Problem description: Make an exact copy of all the material below, apart from the pictures.

Provided material:
# # #

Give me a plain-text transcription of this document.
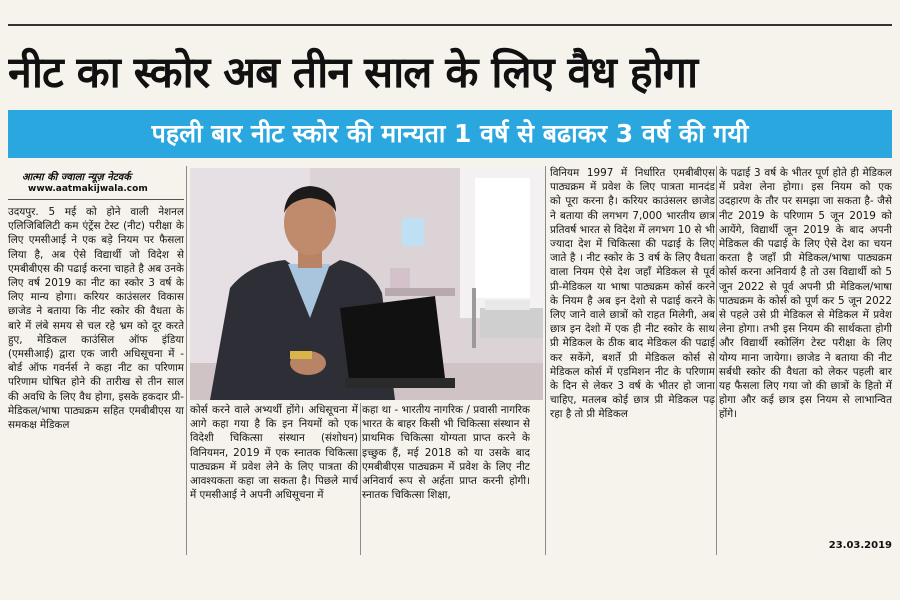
नीट का स्कोर अब तीन साल के लिए वैध होगा
पहली बार नीट स्कोर की मान्यता 1 वर्ष से बढाकर 3 वर्ष की गयी
आत्मा की ज्वाला न्यूज़ नेटवर्क
www.aatmakijwala.com

उदयपुर. 5 मई को होने वाली नेशनल एलिजिबिलिटी कम एंट्रेंस टेस्ट (नीट) परीक्षा के लिए एमसीआई ने एक बड़े नियम पर फैसला लिया है, अब ऐसे विद्यार्थी जो विदेश से एमबीबीएस की पढाई करना चाहते है अब उनके लिए वर्ष 2019 का नीट का स्कोर 3 वर्ष के लिए मान्य होगा। करियर काउंसलर विकास छाजेड ने बताया कि नीट स्कोर की वैधता के बारे में लंबे समय से चल रहे भ्रम को दूर करते हुए, मेडिकल काउंसिल ऑफ इंडिया (एमसीआई) द्वारा एक जारी अधिसूचना में - बोर्ड ऑफ गवर्नर्स ने कहा नीट का परिणाम परिणाम घोषित होने की तारीख से तीन साल की अवधि के लिए वैध होगा, इसके हकदार प्री-मेडिकल/भाषा पाठ्यक्रम सहित एमबीबीएस या समकक्ष मेडिकल

कोर्स करने वाले अभ्यर्थी होंगे। अधिसूचना में आगे कहा गया है कि इन नियमों को एक विदेशी चिकित्सा संस्थान (संशोधन) विनियमन, 2019 में एक स्नातक चिकित्सा पाठ्यक्रम में प्रवेश लेने के लिए पात्रता की आवश्यकता कहा जा सकता है। पिछले मार्च में एमसीआई ने अपनी अधिसूचना में

कहा था - भारतीय नागरिक / प्रवासी नागरिक भारत के बाहर किसी भी चिकित्सा संस्थान से प्राथमिक चिकित्सा योग्यता प्राप्त करने के इच्छुक हैं, मई 2018 को या उसके बाद एमबीबीएस पाठ्यक्रम में प्रवेश के लिए नीट अनिवार्य रूप से अर्हता प्राप्त करनी होगी। स्नातक चिकित्सा शिक्षा,

विनियम 1997 में निर्धारित एमबीबीएस पाठ्यक्रम में प्रवेश के लिए पात्रता मानदंड को पूरा करना है। करियर काउंसलर छाजेड ने बताया की लगभग 7,000 भारतीय छात्र प्रतिवर्ष भारत से विदेश में लगभग 10 से भी ज्यादा देश में चिकित्सा की पढाई के लिए जाते है । नीट स्कोर के 3 वर्ष के लिए वैधता वाला नियम ऐसे देश जहाँ मेडिकल से पूर्व प्री-मेडिकल या भाषा पाठ्यक्रम कोर्स करने के नियम है अब इन देशो से पढाई करने के लिए जाने वाले छात्रों को राहत मिलेगी, अब छात्र इन देशो में एक ही नीट स्कोर के साथ प्री मेडिकल के ठीक बाद मेडिकल की पढाई कर सकेंगे, बशर्ते प्री मेडिकल कोर्स से मेडिकल कोर्स में एडमिशन नीट के परिणाम के दिन से लेकर 3 वर्ष के भीतर हो जाना चाहिए, मतलब कोई छात्र प्री मेडिकल पढ़ रहा है तो प्री मेडिकल

के पढाई 3 वर्ष के भीतर पूर्ण होते ही मेडिकल में प्रवेश लेना होगा। इस नियम को एक उदहारण के तौर पर समझा जा सकता है- जैसे नीट 2019 के परिणाम 5 जून 2019 को आयेंगे, विद्यार्थी जून 2019 के बाद अपनी मेडिकल की पढाई के लिए ऐसे देश का चयन करता है जहाँ प्री मेडिकल/भाषा पाठ्यक्रम कोर्स करना अनिवार्य है तो उस विद्यार्थी को 5 जून 2022 से पूर्व अपनी प्री मेडिकल/भाषा पाठ्यक्रम के कोर्स को पूर्ण कर 5 जून 2022 से पहले उसे प्री मेडिकल से मेडिकल में प्रवेश लेना होगा। तभी इस नियम की सार्थकता होगी और विद्यार्थी स्कोलिंग टेस्ट परीक्षा के लिए योग्य माना जायेगा। छाजेड ने बताया की नीट सर्बधी स्कोर की वैधता को लेकर पहली बार यह फैसला लिए गया जो की छात्रों के हितो में होगा और कई छात्र इस नियम से लाभान्वित होंगे।

23.03.2019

# # #

Solved exercise:
Give me a plain-text transcription of this document.
नीट का स्कोर अब तीन साल के लिए वैध होगा
पहली बार नीट स्कोर की मान्यता 1 वर्ष से बढाकर 3 वर्ष की गयी
आत्मा की ज्वाला न्यूज़ नेटवर्क
www.aatmakijwala.com

उदयपुर. 5 मई को होने वाली नेशनल एलिजिबिलिटी कम एंट्रेंस टेस्ट (नीट) परीक्षा के लिए एमसीआई ने एक बड़े नियम पर फैसला लिया है, अब ऐसे विद्यार्थी जो विदेश से एमबीबीएस की पढाई करना चाहते है अब उनके लिए वर्ष 2019 का नीट का स्कोर 3 वर्ष के लिए मान्य होगा। करियर काउंसलर विकास छाजेड ने बताया कि नीट स्कोर की वैधता के बारे में लंबे समय से चल रहे भ्रम को दूर करते हुए, मेडिकल काउंसिल ऑफ इंडिया (एमसीआई) द्वारा एक जारी अधिसूचना में - बोर्ड ऑफ गवर्नर्स ने कहा नीट का परिणाम परिणाम घोषित होने की तारीख से तीन साल की अवधि के लिए वैध होगा, इसके हकदार प्री-मेडिकल/भाषा पाठ्यक्रम सहित एमबीबीएस या समकक्ष मेडिकल

कोर्स करने वाले अभ्यर्थी होंगे। अधिसूचना में आगे कहा गया है कि इन नियमों को एक विदेशी चिकित्सा संस्थान (संशोधन) विनियमन, 2019 में एक स्नातक चिकित्सा पाठ्यक्रम में प्रवेश लेने के लिए पात्रता की आवश्यकता कहा जा सकता है। पिछले मार्च में एमसीआई ने अपनी अधिसूचना में

कहा था - भारतीय नागरिक / प्रवासी नागरिक भारत के बाहर किसी भी चिकित्सा संस्थान से प्राथमिक चिकित्सा योग्यता प्राप्त करने के इच्छुक हैं, मई 2018 को या उसके बाद एमबीबीएस पाठ्यक्रम में प्रवेश के लिए नीट अनिवार्य रूप से अर्हता प्राप्त करनी होगी। स्नातक चिकित्सा शिक्षा,

विनियम 1997 में निर्धारित एमबीबीएस पाठ्यक्रम में प्रवेश के लिए पात्रता मानदंड को पूरा करना है। करियर काउंसलर छाजेड ने बताया की लगभग 7,000 भारतीय छात्र प्रतिवर्ष भारत से विदेश में लगभग 10 से भी ज्यादा देश में चिकित्सा की पढाई के लिए जाते है । नीट स्कोर के 3 वर्ष के लिए वैधता वाला नियम ऐसे देश जहाँ मेडिकल से पूर्व प्री-मेडिकल या भाषा पाठ्यक्रम कोर्स करने के नियम है अब इन देशो से पढाई करने के लिए जाने वाले छात्रों को राहत मिलेगी, अब छात्र इन देशो में एक ही नीट स्कोर के साथ प्री मेडिकल के ठीक बाद मेडिकल की पढाई कर सकेंगे, बशर्ते प्री मेडिकल कोर्स से मेडिकल कोर्स में एडमिशन नीट के परिणाम के दिन से लेकर 3 वर्ष के भीतर हो जाना चाहिए, मतलब कोई छात्र प्री मेडिकल पढ़ रहा है तो प्री मेडिकल

के पढाई 3 वर्ष के भीतर पूर्ण होते ही मेडिकल में प्रवेश लेना होगा। इस नियम को एक उदहारण के तौर पर समझा जा सकता है- जैसे नीट 2019 के परिणाम 5 जून 2019 को आयेंगे, विद्यार्थी जून 2019 के बाद अपनी मेडिकल की पढाई के लिए ऐसे देश का चयन करता है जहाँ प्री मेडिकल/भाषा पाठ्यक्रम कोर्स करना अनिवार्य है तो उस विद्यार्थी को 5 जून 2022 से पूर्व अपनी प्री मेडिकल/भाषा पाठ्यक्रम के कोर्स को पूर्ण कर 5 जून 2022 से पहले उसे प्री मेडिकल से मेडिकल में प्रवेश लेना होगा। तभी इस नियम की सार्थकता होगी और विद्यार्थी स्कोलिंग टेस्ट परीक्षा के लिए योग्य माना जायेगा। छाजेड ने बताया की नीट सर्बधी स्कोर की वैधता को लेकर पहली बार यह फैसला लिए गया जो की छात्रों के हितो में होगा और कई छात्र इस नियम से लाभान्वित होंगे।

23.03.2019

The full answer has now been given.